Working data ▸
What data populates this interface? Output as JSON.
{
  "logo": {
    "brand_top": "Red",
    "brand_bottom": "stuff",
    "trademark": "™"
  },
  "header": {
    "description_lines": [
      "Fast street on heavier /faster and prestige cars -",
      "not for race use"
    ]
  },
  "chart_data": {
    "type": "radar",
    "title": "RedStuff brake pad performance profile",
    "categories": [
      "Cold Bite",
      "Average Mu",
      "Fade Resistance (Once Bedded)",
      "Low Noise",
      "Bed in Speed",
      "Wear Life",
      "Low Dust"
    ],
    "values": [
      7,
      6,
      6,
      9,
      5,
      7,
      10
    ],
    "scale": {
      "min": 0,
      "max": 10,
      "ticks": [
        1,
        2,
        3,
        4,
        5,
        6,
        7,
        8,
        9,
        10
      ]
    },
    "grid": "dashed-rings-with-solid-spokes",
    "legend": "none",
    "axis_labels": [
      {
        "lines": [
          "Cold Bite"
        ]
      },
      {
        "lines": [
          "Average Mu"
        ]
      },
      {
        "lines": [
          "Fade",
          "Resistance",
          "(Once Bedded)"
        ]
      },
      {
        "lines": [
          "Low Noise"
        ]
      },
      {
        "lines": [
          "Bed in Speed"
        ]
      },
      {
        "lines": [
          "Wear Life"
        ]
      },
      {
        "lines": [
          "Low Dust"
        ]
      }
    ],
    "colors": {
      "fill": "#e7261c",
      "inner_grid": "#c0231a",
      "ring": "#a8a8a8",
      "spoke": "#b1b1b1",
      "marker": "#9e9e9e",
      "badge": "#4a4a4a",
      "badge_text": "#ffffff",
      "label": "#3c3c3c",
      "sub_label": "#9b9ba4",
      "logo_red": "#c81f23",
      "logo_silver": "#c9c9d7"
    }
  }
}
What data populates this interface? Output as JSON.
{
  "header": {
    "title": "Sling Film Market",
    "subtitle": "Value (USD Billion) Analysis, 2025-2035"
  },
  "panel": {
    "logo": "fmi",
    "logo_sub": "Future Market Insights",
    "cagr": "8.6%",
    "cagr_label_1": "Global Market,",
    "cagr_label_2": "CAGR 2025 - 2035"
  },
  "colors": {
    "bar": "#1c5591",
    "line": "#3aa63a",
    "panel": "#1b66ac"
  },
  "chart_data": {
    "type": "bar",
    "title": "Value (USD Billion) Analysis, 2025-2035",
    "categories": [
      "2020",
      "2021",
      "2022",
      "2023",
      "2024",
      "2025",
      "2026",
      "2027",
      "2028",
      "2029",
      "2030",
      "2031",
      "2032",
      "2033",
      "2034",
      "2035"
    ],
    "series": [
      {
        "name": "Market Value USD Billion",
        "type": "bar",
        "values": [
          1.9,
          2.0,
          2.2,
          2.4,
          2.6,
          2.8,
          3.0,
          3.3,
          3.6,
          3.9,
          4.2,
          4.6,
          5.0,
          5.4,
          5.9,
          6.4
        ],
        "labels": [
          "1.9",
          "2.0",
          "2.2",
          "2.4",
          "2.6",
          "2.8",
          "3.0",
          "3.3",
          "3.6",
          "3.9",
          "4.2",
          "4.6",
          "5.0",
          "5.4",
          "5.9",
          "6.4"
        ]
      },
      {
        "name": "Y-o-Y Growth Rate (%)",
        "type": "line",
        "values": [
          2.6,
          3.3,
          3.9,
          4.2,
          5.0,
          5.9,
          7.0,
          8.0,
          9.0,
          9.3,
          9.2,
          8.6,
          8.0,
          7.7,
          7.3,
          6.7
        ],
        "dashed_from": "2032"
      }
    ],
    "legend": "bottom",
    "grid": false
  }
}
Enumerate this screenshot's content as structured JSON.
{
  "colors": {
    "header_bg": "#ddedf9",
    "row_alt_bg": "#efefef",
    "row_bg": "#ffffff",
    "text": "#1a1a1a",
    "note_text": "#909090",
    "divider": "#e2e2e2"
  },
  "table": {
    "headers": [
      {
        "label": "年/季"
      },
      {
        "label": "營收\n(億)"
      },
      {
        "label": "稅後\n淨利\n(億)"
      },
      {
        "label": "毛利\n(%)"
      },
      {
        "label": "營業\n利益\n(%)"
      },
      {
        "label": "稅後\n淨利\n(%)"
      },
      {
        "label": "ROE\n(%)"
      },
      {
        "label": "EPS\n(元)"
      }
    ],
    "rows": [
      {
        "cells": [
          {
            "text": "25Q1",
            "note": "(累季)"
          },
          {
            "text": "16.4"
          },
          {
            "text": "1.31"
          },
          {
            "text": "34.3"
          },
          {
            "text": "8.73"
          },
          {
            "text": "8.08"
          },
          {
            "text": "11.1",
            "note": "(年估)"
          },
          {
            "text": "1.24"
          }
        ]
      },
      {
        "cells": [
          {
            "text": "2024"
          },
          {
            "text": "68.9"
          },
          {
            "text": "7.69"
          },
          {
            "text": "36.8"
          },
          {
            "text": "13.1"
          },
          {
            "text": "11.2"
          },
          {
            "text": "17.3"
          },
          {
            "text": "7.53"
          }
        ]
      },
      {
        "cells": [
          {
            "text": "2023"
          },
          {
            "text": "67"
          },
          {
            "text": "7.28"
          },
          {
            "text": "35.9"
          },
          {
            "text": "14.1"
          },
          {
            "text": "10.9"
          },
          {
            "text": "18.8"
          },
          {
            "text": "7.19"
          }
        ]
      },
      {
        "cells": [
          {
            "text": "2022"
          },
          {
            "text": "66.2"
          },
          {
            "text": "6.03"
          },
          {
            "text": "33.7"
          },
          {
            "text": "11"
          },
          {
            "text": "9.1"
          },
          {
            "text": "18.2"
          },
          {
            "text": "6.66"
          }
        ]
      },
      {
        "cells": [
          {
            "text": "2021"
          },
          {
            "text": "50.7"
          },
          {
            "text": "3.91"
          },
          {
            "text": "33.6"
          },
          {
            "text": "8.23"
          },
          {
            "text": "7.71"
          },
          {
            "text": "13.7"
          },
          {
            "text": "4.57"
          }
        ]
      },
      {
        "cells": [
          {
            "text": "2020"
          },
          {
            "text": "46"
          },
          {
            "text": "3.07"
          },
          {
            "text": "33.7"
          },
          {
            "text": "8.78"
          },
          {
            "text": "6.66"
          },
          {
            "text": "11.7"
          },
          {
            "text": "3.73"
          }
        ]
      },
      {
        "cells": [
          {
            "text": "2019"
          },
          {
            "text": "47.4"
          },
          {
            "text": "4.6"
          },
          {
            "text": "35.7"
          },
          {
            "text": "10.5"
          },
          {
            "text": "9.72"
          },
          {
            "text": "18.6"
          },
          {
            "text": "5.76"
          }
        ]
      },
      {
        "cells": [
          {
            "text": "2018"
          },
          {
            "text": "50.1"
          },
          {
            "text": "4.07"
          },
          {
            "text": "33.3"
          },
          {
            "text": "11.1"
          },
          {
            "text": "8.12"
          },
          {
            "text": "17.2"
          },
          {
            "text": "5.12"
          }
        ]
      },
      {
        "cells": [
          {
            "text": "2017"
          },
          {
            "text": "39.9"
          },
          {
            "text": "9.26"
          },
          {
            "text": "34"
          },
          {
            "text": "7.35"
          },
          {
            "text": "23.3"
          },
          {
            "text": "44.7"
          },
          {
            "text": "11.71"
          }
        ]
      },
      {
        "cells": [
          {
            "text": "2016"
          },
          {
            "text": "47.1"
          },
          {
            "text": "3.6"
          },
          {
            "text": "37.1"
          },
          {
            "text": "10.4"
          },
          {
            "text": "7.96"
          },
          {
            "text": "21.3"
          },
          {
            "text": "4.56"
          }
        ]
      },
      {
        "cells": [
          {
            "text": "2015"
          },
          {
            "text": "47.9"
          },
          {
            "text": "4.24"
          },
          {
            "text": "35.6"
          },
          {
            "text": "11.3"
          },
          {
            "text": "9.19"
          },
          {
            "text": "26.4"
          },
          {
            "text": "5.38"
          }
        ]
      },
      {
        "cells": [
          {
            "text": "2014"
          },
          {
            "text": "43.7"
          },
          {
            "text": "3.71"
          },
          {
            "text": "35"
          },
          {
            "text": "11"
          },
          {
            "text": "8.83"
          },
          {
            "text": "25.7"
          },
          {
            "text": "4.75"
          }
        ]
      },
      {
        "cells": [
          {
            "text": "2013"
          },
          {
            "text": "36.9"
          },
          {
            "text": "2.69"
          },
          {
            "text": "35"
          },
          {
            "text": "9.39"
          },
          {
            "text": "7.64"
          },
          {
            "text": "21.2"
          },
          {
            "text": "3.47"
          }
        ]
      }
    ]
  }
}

Exercise brief ▸
Only the number is wanted: how many lines in the data include the string "Resistance"?

Reply to the exercise ▸
2